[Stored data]
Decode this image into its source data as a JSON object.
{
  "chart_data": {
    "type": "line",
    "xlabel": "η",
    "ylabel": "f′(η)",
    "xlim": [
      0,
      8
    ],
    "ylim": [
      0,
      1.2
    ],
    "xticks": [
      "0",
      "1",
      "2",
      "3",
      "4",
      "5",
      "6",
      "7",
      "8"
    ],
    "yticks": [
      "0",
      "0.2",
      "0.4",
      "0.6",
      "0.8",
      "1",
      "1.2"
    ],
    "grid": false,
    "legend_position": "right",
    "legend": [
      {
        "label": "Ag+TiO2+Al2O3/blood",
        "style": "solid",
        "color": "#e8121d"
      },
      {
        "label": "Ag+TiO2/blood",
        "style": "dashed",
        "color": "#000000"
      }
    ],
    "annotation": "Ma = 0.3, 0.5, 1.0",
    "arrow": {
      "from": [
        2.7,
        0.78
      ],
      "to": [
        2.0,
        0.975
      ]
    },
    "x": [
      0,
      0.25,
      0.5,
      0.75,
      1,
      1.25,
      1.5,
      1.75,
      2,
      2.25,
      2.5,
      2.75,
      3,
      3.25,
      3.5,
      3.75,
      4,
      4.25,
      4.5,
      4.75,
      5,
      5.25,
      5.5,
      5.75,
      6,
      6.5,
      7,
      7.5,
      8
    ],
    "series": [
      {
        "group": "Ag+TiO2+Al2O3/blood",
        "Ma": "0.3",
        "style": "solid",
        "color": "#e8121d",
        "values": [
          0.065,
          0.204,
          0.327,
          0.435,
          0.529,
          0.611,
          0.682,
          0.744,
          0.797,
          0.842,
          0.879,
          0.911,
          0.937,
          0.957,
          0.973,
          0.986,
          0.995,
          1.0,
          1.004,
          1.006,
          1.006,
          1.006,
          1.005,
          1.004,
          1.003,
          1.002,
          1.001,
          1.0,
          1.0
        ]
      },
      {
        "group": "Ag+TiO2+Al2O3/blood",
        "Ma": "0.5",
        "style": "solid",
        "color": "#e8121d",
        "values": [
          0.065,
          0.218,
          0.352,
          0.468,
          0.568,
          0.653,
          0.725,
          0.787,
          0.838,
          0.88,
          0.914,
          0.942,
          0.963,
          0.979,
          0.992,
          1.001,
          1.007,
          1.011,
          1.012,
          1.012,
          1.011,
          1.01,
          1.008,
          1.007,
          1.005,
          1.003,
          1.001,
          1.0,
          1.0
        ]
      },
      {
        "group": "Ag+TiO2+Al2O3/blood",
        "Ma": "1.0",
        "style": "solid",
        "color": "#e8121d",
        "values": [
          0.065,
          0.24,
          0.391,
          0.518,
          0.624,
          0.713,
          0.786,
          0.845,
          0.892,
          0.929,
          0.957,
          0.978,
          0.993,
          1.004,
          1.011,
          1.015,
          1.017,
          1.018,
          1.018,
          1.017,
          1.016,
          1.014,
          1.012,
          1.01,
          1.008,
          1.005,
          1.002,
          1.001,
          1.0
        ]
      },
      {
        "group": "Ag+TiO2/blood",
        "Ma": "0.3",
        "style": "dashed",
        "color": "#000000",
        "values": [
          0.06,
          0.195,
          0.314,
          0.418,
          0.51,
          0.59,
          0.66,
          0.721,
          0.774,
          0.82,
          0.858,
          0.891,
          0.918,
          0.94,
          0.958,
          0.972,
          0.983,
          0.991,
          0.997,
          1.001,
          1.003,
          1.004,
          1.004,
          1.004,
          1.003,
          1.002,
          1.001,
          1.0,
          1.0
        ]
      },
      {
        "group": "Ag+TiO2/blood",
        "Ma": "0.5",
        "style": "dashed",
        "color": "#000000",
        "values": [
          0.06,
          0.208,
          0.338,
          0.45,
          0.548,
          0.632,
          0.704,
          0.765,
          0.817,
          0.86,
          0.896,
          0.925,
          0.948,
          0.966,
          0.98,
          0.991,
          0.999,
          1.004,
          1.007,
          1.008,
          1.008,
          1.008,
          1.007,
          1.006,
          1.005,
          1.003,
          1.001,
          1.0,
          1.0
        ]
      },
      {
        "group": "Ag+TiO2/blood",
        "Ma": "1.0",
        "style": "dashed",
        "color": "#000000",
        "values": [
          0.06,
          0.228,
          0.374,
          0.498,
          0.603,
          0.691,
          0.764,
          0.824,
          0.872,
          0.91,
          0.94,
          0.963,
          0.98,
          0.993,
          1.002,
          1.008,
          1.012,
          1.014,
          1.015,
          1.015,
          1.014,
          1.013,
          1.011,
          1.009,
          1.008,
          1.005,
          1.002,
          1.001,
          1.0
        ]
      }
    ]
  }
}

DIRECTIONS FOR THIS TASK →
Each entry above is to be printed again exactly.

CORRECT RESPONSE →
Decode this image into its source data as a JSON object.
{
  "chart_data": {
    "type": "line",
    "xlabel": "η",
    "ylabel": "f′(η)",
    "xlim": [
      0,
      8
    ],
    "ylim": [
      0,
      1.2
    ],
    "xticks": [
      "0",
      "1",
      "2",
      "3",
      "4",
      "5",
      "6",
      "7",
      "8"
    ],
    "yticks": [
      "0",
      "0.2",
      "0.4",
      "0.6",
      "0.8",
      "1",
      "1.2"
    ],
    "grid": false,
    "legend_position": "right",
    "legend": [
      {
        "label": "Ag+TiO2+Al2O3/blood",
        "style": "solid",
        "color": "#e8121d"
      },
      {
        "label": "Ag+TiO2/blood",
        "style": "dashed",
        "color": "#000000"
      }
    ],
    "annotation": "Ma = 0.3, 0.5, 1.0",
    "arrow": {
      "from": [
        2.7,
        0.78
      ],
      "to": [
        2.0,
        0.975
      ]
    },
    "x": [
      0,
      0.25,
      0.5,
      0.75,
      1,
      1.25,
      1.5,
      1.75,
      2,
      2.25,
      2.5,
      2.75,
      3,
      3.25,
      3.5,
      3.75,
      4,
      4.25,
      4.5,
      4.75,
      5,
      5.25,
      5.5,
      5.75,
      6,
      6.5,
      7,
      7.5,
      8
    ],
    "series": [
      {
        "group": "Ag+TiO2+Al2O3/blood",
        "Ma": "0.3",
        "style": "solid",
        "color": "#e8121d",
        "values": [
          0.065,
          0.204,
          0.327,
          0.435,
          0.529,
          0.611,
          0.682,
          0.744,
          0.797,
          0.842,
          0.879,
          0.911,
          0.937,
          0.957,
          0.973,
          0.986,
          0.995,
          1.0,
          1.004,
          1.006,
          1.006,
          1.006,
          1.005,
          1.004,
          1.003,
          1.002,
          1.001,
          1.0,
          1.0
        ]
      },
      {
        "group": "Ag+TiO2+Al2O3/blood",
        "Ma": "0.5",
        "style": "solid",
        "color": "#e8121d",
        "values": [
          0.065,
          0.218,
          0.352,
          0.468,
          0.568,
          0.653,
          0.725,
          0.787,
          0.838,
          0.88,
          0.914,
          0.942,
          0.963,
          0.979,
          0.992,
          1.001,
          1.007,
          1.011,
          1.012,
          1.012,
          1.011,
          1.01,
          1.008,
          1.007,
          1.005,
          1.003,
          1.001,
          1.0,
          1.0
        ]
      },
      {
        "group": "Ag+TiO2+Al2O3/blood",
        "Ma": "1.0",
        "style": "solid",
        "color": "#e8121d",
        "values": [
          0.065,
          0.24,
          0.391,
          0.518,
          0.624,
          0.713,
          0.786,
          0.845,
          0.892,
          0.929,
          0.957,
          0.978,
          0.993,
          1.004,
          1.011,
          1.015,
          1.017,
          1.018,
          1.018,
          1.017,
          1.016,
          1.014,
          1.012,
          1.01,
          1.008,
          1.005,
          1.002,
          1.001,
          1.0
        ]
      },
      {
        "group": "Ag+TiO2/blood",
        "Ma": "0.3",
        "style": "dashed",
        "color": "#000000",
        "values": [
          0.06,
          0.195,
          0.314,
          0.418,
          0.51,
          0.59,
          0.66,
          0.721,
          0.774,
          0.82,
          0.858,
          0.891,
          0.918,
          0.94,
          0.958,
          0.972,
          0.983,
          0.991,
          0.997,
          1.001,
          1.003,
          1.004,
          1.004,
          1.004,
          1.003,
          1.002,
          1.001,
          1.0,
          1.0
        ]
      },
      {
        "group": "Ag+TiO2/blood",
        "Ma": "0.5",
        "style": "dashed",
        "color": "#000000",
        "values": [
          0.06,
          0.208,
          0.338,
          0.45,
          0.548,
          0.632,
          0.704,
          0.765,
          0.817,
          0.86,
          0.896,
          0.925,
          0.948,
          0.966,
          0.98,
          0.991,
          0.999,
          1.004,
          1.007,
          1.008,
          1.008,
          1.008,
          1.007,
          1.006,
          1.005,
          1.003,
          1.001,
          1.0,
          1.0
        ]
      },
      {
        "group": "Ag+TiO2/blood",
        "Ma": "1.0",
        "style": "dashed",
        "color": "#000000",
        "values": [
          0.06,
          0.228,
          0.374,
          0.498,
          0.603,
          0.691,
          0.764,
          0.824,
          0.872,
          0.91,
          0.94,
          0.963,
          0.98,
          0.993,
          1.002,
          1.008,
          1.012,
          1.014,
          1.015,
          1.015,
          1.014,
          1.013,
          1.011,
          1.009,
          1.008,
          1.005,
          1.002,
          1.001,
          1.0
        ]
      }
    ]
  }
}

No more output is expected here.